YOUR TASK
Return the material exactly as supplied, apart from the pictures, which are omitted.

Source data
>> start
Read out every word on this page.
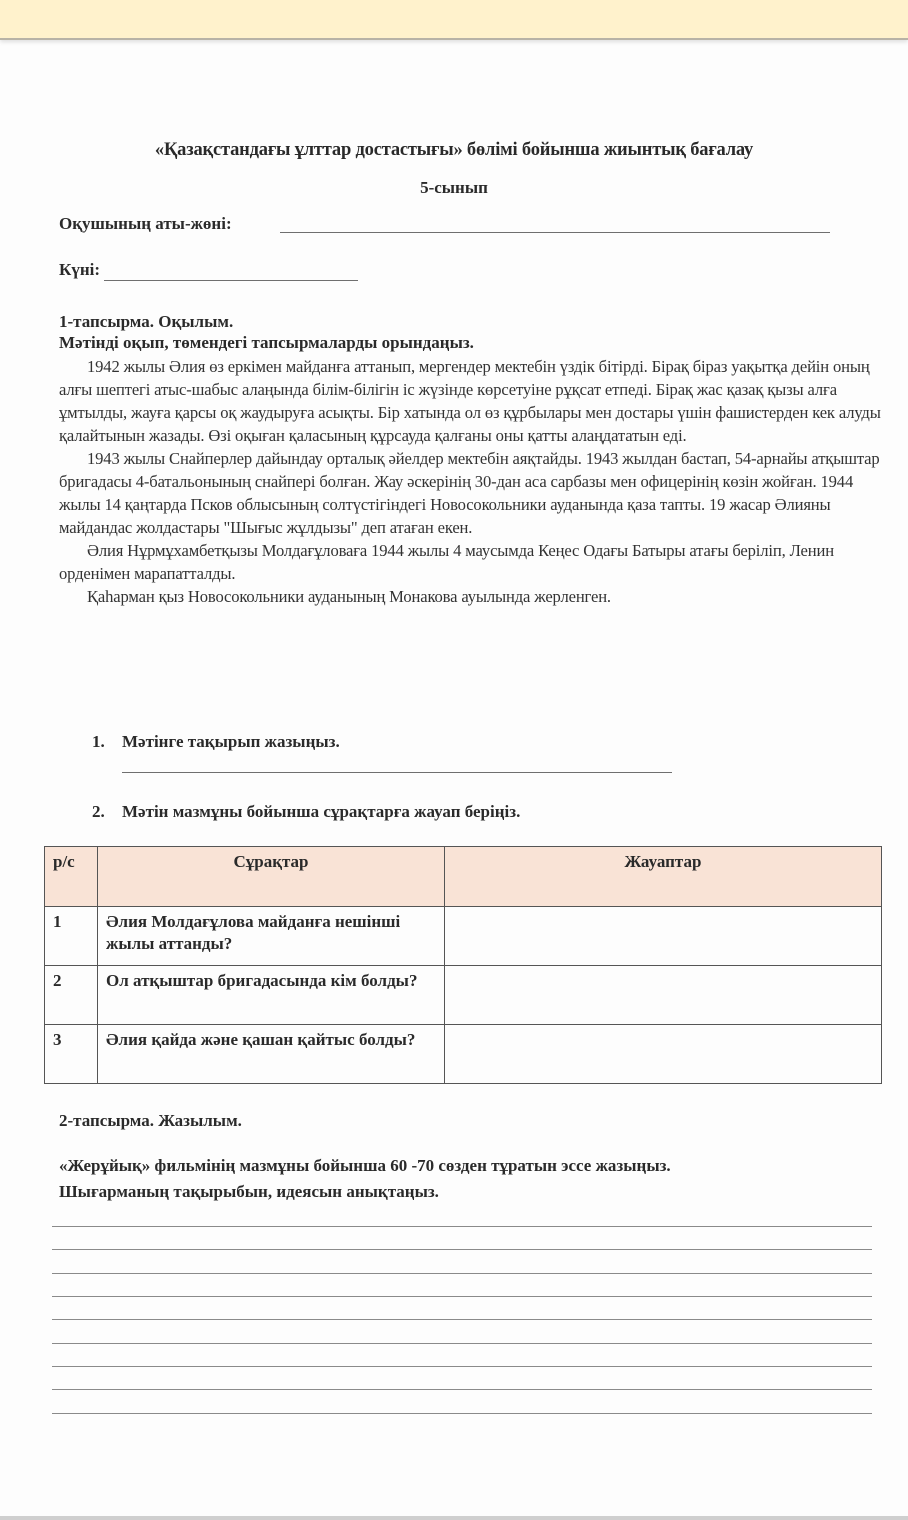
«Қазақстандағы ұлттар достастығы» бөлімі бойынша жиынтық бағалау
5-сынып
Оқушының аты-жөні:
Күні:
1-тапсырма. Оқылым.
Мәтінді оқып, төмендегі тапсырмаларды орындаңыз.

1942 жылы Әлия өз еркімен майданға аттанып, мергендер мектебін үздік бітірді. Бірақ біраз уақытқа дейін оның алғы шептегі атыс-шабыс алаңында білім-білігін іс жүзінде көрсетуіне рұқсат етпеді. Бірақ жас қазақ қызы алға ұмтылды, жауға қарсы оқ жаудыруға асықты. Бір хатында ол өз құрбылары мен достары үшін фашистерден кек алуды қалайтынын жазады. Өзі оқыған қаласының құрсауда қалғаны оны қатты алаңдататын еді.

1943 жылы Снайперлер дайындау орталық әйелдер мектебін аяқтайды. 1943 жылдан бастап, 54-арнайы атқыштар бригадасы 4-батальонының снайпері болған. Жау әскерінің 30-дан аса сарбазы мен офицерінің көзін жойған. 1944 жылы 14 қаңтарда Псков облысының солтүстігіндегі Новосокольники ауданында қаза тапты. 19 жасар Әлияны майдандас жолдастары "Шығыс жұлдызы" деп атаған екен.

Әлия Нұрмұхамбетқызы Молдағұловаға 1944 жылы 4 маусымда Кеңес Одағы Батыры атағы беріліп, Ленин орденімен марапатталды.

Қаһарман қыз Новосокольники ауданының Монакова ауылында жерленген.

1. Мәтінге тақырып жазыңыз.
2. Мәтін мазмұны бойынша сұрақтарға жауап беріңіз.
р/с	Сұрақтар	Жауаптар
1	Әлия Молдағұлова майданға нешінші жылы аттанды?	
2	Ол атқыштар бригадасында кім болды?	
3	Әлия қайда және қашан қайтыс болды?	
2-тапсырма. Жазылым.
«Жерұйық» фильмінің мазмұны бойынша 60 -70 сөзден тұратын эссе жазыңыз.
Шығарманың тақырыбын, идеясын анықтаңыз.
>> end
SOLUTION FOR THIS TASK
Read out every word on this page.
«Қазақстандағы ұлттар достастығы» бөлімі бойынша жиынтық бағалау
5-сынып
Оқушының аты-жөні:
Күні:
1-тапсырма. Оқылым.
Мәтінді оқып, төмендегі тапсырмаларды орындаңыз.

1942 жылы Әлия өз еркімен майданға аттанып, мергендер мектебін үздік бітірді. Бірақ біраз уақытқа дейін оның алғы шептегі атыс-шабыс алаңында білім-білігін іс жүзінде көрсетуіне рұқсат етпеді. Бірақ жас қазақ қызы алға ұмтылды, жауға қарсы оқ жаудыруға асықты. Бір хатында ол өз құрбылары мен достары үшін фашистерден кек алуды қалайтынын жазады. Өзі оқыған қаласының құрсауда қалғаны оны қатты алаңдататын еді.

1943 жылы Снайперлер дайындау орталық әйелдер мектебін аяқтайды. 1943 жылдан бастап, 54-арнайы атқыштар бригадасы 4-батальонының снайпері болған. Жау әскерінің 30-дан аса сарбазы мен офицерінің көзін жойған. 1944 жылы 14 қаңтарда Псков облысының солтүстігіндегі Новосокольники ауданында қаза тапты. 19 жасар Әлияны майдандас жолдастары "Шығыс жұлдызы" деп атаған екен.

Әлия Нұрмұхамбетқызы Молдағұловаға 1944 жылы 4 маусымда Кеңес Одағы Батыры атағы беріліп, Ленин орденімен марапатталды.

Қаһарман қыз Новосокольники ауданының Монакова ауылында жерленген.

1. Мәтінге тақырып жазыңыз.
2. Мәтін мазмұны бойынша сұрақтарға жауап беріңіз.
р/с	Сұрақтар	Жауаптар
1	Әлия Молдағұлова майданға нешінші жылы аттанды?	
2	Ол атқыштар бригадасында кім болды?	
3	Әлия қайда және қашан қайтыс болды?	
2-тапсырма. Жазылым.
«Жерұйық» фильмінің мазмұны бойынша 60 -70 сөзден тұратын эссе жазыңыз.
Шығарманың тақырыбын, идеясын анықтаңыз.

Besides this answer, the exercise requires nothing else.